## DATA FOR THIS TASK
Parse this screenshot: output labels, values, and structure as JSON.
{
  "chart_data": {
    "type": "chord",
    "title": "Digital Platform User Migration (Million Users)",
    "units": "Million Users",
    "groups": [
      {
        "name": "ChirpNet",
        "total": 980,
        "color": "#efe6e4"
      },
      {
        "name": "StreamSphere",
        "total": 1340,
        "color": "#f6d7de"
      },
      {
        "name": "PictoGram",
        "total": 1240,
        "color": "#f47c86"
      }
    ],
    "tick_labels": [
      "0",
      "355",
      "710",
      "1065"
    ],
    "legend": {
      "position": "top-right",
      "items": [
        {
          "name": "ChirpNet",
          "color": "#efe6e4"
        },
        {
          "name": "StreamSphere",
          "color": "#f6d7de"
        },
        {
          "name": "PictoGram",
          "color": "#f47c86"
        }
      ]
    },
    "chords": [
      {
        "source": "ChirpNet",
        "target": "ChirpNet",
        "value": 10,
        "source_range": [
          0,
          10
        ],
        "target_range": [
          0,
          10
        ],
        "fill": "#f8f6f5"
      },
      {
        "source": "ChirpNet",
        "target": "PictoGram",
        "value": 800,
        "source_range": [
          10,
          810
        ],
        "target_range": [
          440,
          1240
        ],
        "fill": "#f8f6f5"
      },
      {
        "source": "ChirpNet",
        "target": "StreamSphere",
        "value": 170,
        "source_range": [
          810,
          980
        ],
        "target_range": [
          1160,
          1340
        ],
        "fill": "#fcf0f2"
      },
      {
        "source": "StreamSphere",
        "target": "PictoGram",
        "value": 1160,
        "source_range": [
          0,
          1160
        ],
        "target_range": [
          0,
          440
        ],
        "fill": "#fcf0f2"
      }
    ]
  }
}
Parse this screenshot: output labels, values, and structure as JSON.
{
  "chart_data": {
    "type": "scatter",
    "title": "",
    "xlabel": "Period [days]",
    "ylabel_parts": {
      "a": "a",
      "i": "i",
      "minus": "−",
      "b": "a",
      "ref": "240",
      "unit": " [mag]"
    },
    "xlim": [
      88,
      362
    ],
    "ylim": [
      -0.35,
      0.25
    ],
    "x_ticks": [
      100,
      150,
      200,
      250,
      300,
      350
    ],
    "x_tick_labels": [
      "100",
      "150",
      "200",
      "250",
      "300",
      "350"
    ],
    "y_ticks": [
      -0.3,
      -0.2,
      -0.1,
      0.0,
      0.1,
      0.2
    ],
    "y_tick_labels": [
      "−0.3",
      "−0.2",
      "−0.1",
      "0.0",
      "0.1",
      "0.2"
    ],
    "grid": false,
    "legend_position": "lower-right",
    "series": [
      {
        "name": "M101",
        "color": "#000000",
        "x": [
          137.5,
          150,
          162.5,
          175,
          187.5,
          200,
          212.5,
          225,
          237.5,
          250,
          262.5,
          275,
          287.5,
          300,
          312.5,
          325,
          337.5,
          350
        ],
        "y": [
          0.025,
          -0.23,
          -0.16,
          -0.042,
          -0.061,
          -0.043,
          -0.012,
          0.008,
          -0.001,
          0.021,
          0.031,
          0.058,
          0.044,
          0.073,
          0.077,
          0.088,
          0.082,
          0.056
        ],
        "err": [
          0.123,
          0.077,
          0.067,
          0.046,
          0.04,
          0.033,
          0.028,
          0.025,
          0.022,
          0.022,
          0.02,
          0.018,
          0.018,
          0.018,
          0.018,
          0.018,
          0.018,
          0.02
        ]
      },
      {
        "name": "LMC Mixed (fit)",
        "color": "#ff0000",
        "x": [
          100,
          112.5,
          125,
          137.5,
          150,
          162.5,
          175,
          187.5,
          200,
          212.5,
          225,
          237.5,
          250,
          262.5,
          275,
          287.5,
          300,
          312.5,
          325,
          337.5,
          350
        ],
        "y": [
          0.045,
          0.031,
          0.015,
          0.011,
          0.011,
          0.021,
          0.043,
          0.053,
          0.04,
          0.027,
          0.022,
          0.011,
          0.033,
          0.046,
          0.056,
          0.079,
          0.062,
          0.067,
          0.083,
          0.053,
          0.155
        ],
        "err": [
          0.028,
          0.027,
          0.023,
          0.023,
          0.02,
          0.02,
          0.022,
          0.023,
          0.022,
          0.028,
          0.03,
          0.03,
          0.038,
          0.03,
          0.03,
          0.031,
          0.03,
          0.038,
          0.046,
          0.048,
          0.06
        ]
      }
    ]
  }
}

## DIRECTION
In the records above, locate every line with the string "Users" and copy it.

## EXERCISE SOLUTION
    "title": "Digital Platform User Migration (Million Users)",
    "units": "Million Users",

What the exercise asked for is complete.